> _Directions for this task_
Select the lines below containing the word "Layer".

> _Given entries_
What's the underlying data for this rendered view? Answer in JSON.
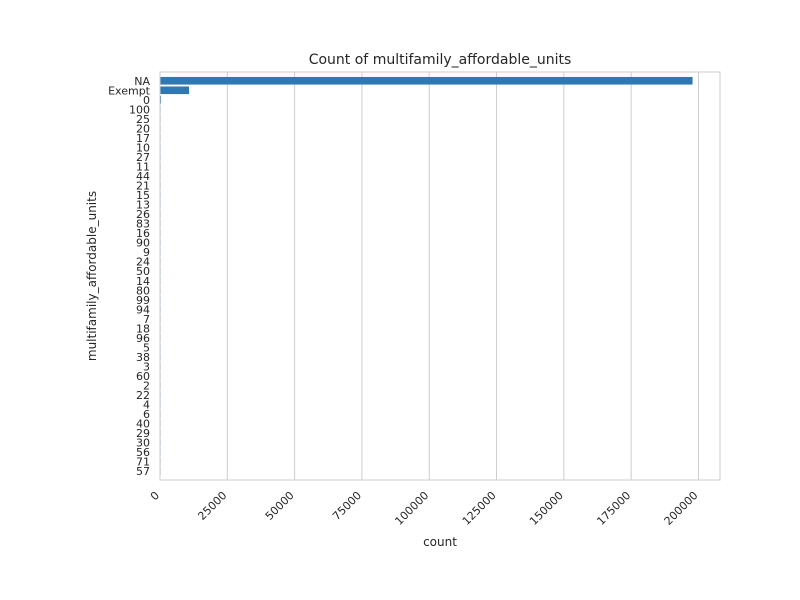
{
  "chart_data": {
    "type": "bar",
    "orientation": "horizontal",
    "title": "Count of multifamily_affordable_units",
    "xlabel": "count",
    "ylabel": "multifamily_affordable_units",
    "xlim": [
      0,
      208000
    ],
    "xticks": [
      0,
      25000,
      50000,
      75000,
      100000,
      125000,
      150000,
      175000,
      200000
    ],
    "grid": "vertical",
    "bar_color": "#2f78b2",
    "categories": [
      "NA",
      "Exempt",
      "0",
      "100",
      "25",
      "20",
      "17",
      "10",
      "27",
      "11",
      "44",
      "21",
      "15",
      "13",
      "26",
      "83",
      "16",
      "90",
      "9",
      "24",
      "50",
      "14",
      "80",
      "99",
      "94",
      "7",
      "18",
      "96",
      "5",
      "38",
      "3",
      "60",
      "2",
      "22",
      "4",
      "6",
      "40",
      "29",
      "30",
      "56",
      "71",
      "57"
    ],
    "values": [
      197800,
      10800,
      400,
      80,
      60,
      50,
      40,
      40,
      30,
      30,
      25,
      25,
      20,
      20,
      20,
      15,
      15,
      15,
      15,
      12,
      12,
      10,
      10,
      10,
      10,
      8,
      8,
      8,
      8,
      6,
      6,
      6,
      5,
      5,
      5,
      5,
      4,
      4,
      4,
      3,
      3,
      3
    ]
  }
}
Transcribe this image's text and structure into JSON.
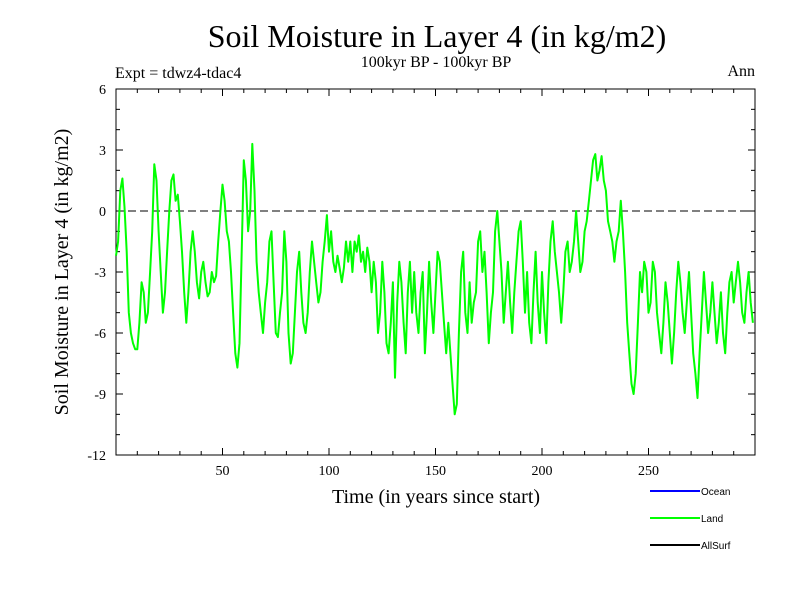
{
  "chart_data": {
    "type": "line",
    "title": "Soil Moisture in Layer 4 (in kg/m2)",
    "subtitle": "100kyr BP - 100kyr BP",
    "experiment_label": "Expt = tdwz4-tdac4",
    "season_label": "Ann",
    "xlabel": "Time (in years since start)",
    "ylabel": "Soil Moisture in Layer 4 (in kg/m2)",
    "xlim": [
      0,
      300
    ],
    "ylim": [
      -12,
      6
    ],
    "x_ticks": [
      50,
      100,
      150,
      200,
      250
    ],
    "y_ticks": [
      6,
      3,
      0,
      -3,
      -6,
      -9,
      -12
    ],
    "zero_line": true,
    "grid": false,
    "legend_position": "bottom-right",
    "legend": [
      {
        "name": "Ocean",
        "color": "#0000ff"
      },
      {
        "name": "Land",
        "color": "#00ff00"
      },
      {
        "name": "AllSurf",
        "color": "#000000"
      }
    ],
    "series": [
      {
        "name": "Land",
        "color": "#00ff00",
        "x_start": 0,
        "x_step": 1,
        "values": [
          -2.2,
          -1.5,
          1.0,
          1.6,
          0.2,
          -2.0,
          -5.0,
          -6.0,
          -6.5,
          -6.8,
          -6.8,
          -5.5,
          -3.5,
          -4.0,
          -5.5,
          -5.0,
          -3.0,
          -1.0,
          2.3,
          1.5,
          -1.0,
          -3.0,
          -5.0,
          -4.0,
          -2.0,
          0.0,
          1.5,
          1.8,
          0.5,
          0.8,
          -0.5,
          -2.0,
          -4.0,
          -5.5,
          -4.0,
          -2.0,
          -1.0,
          -2.0,
          -3.5,
          -4.3,
          -3.0,
          -2.5,
          -3.5,
          -4.2,
          -4.0,
          -3.0,
          -3.5,
          -3.2,
          -1.5,
          0.0,
          1.3,
          0.5,
          -1.0,
          -1.5,
          -3.0,
          -5.0,
          -7.0,
          -7.7,
          -6.5,
          -2.0,
          2.5,
          1.5,
          -1.0,
          0.0,
          3.3,
          1.0,
          -2.5,
          -4.0,
          -5.0,
          -6.0,
          -4.5,
          -3.5,
          -1.5,
          -1.0,
          -3.5,
          -6.0,
          -6.2,
          -5.0,
          -4.0,
          -1.0,
          -2.5,
          -6.0,
          -7.5,
          -7.0,
          -5.0,
          -3.0,
          -2.0,
          -4.0,
          -5.5,
          -6.0,
          -5.0,
          -3.0,
          -1.5,
          -2.5,
          -3.5,
          -4.5,
          -4.0,
          -2.5,
          -1.5,
          -0.2,
          -2.0,
          -1.0,
          -2.5,
          -3.0,
          -2.2,
          -2.8,
          -3.5,
          -2.8,
          -1.5,
          -2.5,
          -1.5,
          -3.0,
          -1.5,
          -2.0,
          -1.2,
          -2.5,
          -2.0,
          -3.0,
          -1.8,
          -2.5,
          -4.0,
          -2.5,
          -3.5,
          -6.0,
          -5.0,
          -2.5,
          -4.0,
          -6.5,
          -7.0,
          -5.5,
          -3.5,
          -8.2,
          -4.5,
          -2.5,
          -3.5,
          -5.5,
          -7.0,
          -4.0,
          -2.5,
          -5.0,
          -3.0,
          -5.0,
          -6.0,
          -4.0,
          -3.0,
          -7.0,
          -5.0,
          -2.5,
          -4.5,
          -6.0,
          -4.0,
          -2.0,
          -2.5,
          -4.0,
          -5.5,
          -7.0,
          -5.5,
          -7.0,
          -8.5,
          -10.0,
          -9.5,
          -6.0,
          -3.0,
          -2.0,
          -5.0,
          -6.0,
          -3.5,
          -5.5,
          -4.5,
          -4.0,
          -1.5,
          -1.0,
          -3.0,
          -2.0,
          -4.0,
          -6.5,
          -5.0,
          -4.0,
          -1.0,
          0.0,
          -1.5,
          -3.0,
          -5.5,
          -4.0,
          -2.5,
          -4.5,
          -6.0,
          -4.0,
          -2.5,
          -1.0,
          -0.5,
          -2.5,
          -5.0,
          -3.0,
          -5.5,
          -6.5,
          -4.0,
          -2.0,
          -4.5,
          -6.0,
          -3.0,
          -5.0,
          -6.5,
          -3.5,
          -1.5,
          -0.5,
          -2.0,
          -3.0,
          -4.0,
          -5.5,
          -4.0,
          -2.0,
          -1.5,
          -3.0,
          -2.5,
          -1.5,
          0.0,
          -1.5,
          -3.0,
          -2.5,
          -1.0,
          -0.5,
          0.5,
          1.5,
          2.5,
          2.8,
          1.5,
          2.0,
          2.7,
          1.5,
          1.0,
          -0.5,
          -1.0,
          -1.5,
          -2.5,
          -1.5,
          -1.0,
          0.5,
          -1.0,
          -3.0,
          -5.5,
          -7.0,
          -8.5,
          -9.0,
          -8.0,
          -5.5,
          -3.0,
          -4.0,
          -2.5,
          -3.0,
          -5.0,
          -4.5,
          -2.5,
          -3.0,
          -5.0,
          -6.0,
          -7.0,
          -5.5,
          -3.5,
          -4.5,
          -6.0,
          -7.5,
          -6.0,
          -4.0,
          -2.5,
          -3.5,
          -5.0,
          -6.0,
          -4.5,
          -3.0,
          -5.0,
          -7.0,
          -8.0,
          -9.2,
          -7.0,
          -5.0,
          -3.0,
          -4.5,
          -6.0,
          -5.0,
          -3.5,
          -5.0,
          -6.5,
          -5.5,
          -4.0,
          -6.0,
          -7.0,
          -5.0,
          -3.5,
          -3.0,
          -4.5,
          -3.5,
          -2.5,
          -3.5,
          -5.0,
          -5.5,
          -4.0,
          -3.0,
          -4.5,
          -5.5
        ],
        "note": ""
      }
    ]
  }
}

> _Task output_
    "title": "Soil Moisture in Layer 4 (in kg/m2)",
    "ylabel": "Soil Moisture in Layer 4 (in kg/m2)",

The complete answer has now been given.